Omit the pictures, then write out every entry exactly as it reads.
* START GIVEN DATA *
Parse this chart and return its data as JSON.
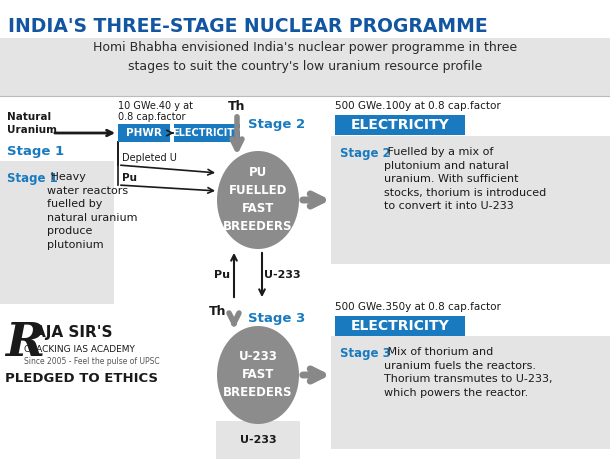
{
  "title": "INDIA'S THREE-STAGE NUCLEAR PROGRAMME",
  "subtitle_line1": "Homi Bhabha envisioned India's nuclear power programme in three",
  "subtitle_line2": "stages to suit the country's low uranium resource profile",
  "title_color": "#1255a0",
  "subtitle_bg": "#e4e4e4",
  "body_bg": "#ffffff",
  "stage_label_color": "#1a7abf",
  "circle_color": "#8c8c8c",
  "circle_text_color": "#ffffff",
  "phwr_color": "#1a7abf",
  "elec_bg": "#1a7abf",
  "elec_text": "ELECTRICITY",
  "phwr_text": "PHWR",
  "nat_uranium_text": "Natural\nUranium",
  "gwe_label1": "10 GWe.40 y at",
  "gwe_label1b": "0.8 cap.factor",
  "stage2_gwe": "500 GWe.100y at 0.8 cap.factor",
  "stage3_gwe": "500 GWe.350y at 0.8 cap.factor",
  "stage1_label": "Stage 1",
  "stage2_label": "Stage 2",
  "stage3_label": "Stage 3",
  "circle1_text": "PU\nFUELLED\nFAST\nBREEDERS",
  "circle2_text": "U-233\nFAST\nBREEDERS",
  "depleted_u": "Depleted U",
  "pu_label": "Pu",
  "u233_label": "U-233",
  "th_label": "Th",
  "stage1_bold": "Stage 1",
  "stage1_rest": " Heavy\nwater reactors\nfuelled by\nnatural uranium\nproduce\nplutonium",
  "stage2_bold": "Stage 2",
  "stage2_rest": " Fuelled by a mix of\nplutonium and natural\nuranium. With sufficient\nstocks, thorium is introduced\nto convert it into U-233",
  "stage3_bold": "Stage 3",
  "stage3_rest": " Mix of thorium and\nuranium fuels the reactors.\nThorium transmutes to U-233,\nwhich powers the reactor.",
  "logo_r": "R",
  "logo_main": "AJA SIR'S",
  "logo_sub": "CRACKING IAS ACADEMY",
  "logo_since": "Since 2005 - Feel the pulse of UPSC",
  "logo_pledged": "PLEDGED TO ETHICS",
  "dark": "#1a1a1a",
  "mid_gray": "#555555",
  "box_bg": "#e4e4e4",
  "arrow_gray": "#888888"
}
* END GIVEN DATA *
▸ **FULL SOLUTION**:
Parse this chart and return its data as JSON.
{
  "title": "INDIA'S THREE-STAGE NUCLEAR PROGRAMME",
  "subtitle_line1": "Homi Bhabha envisioned India's nuclear power programme in three",
  "subtitle_line2": "stages to suit the country's low uranium resource profile",
  "title_color": "#1255a0",
  "subtitle_bg": "#e4e4e4",
  "body_bg": "#ffffff",
  "stage_label_color": "#1a7abf",
  "circle_color": "#8c8c8c",
  "circle_text_color": "#ffffff",
  "phwr_color": "#1a7abf",
  "elec_bg": "#1a7abf",
  "elec_text": "ELECTRICITY",
  "phwr_text": "PHWR",
  "nat_uranium_text": "Natural\nUranium",
  "gwe_label1": "10 GWe.40 y at",
  "gwe_label1b": "0.8 cap.factor",
  "stage2_gwe": "500 GWe.100y at 0.8 cap.factor",
  "stage3_gwe": "500 GWe.350y at 0.8 cap.factor",
  "stage1_label": "Stage 1",
  "stage2_label": "Stage 2",
  "stage3_label": "Stage 3",
  "circle1_text": "PU\nFUELLED\nFAST\nBREEDERS",
  "circle2_text": "U-233\nFAST\nBREEDERS",
  "depleted_u": "Depleted U",
  "pu_label": "Pu",
  "u233_label": "U-233",
  "th_label": "Th",
  "stage1_bold": "Stage 1",
  "stage1_rest": " Heavy\nwater reactors\nfuelled by\nnatural uranium\nproduce\nplutonium",
  "stage2_bold": "Stage 2",
  "stage2_rest": " Fuelled by a mix of\nplutonium and natural\nuranium. With sufficient\nstocks, thorium is introduced\nto convert it into U-233",
  "stage3_bold": "Stage 3",
  "stage3_rest": " Mix of thorium and\nuranium fuels the reactors.\nThorium transmutes to U-233,\nwhich powers the reactor.",
  "logo_r": "R",
  "logo_main": "AJA SIR'S",
  "logo_sub": "CRACKING IAS ACADEMY",
  "logo_since": "Since 2005 - Feel the pulse of UPSC",
  "logo_pledged": "PLEDGED TO ETHICS",
  "dark": "#1a1a1a",
  "mid_gray": "#555555",
  "box_bg": "#e4e4e4",
  "arrow_gray": "#888888"
}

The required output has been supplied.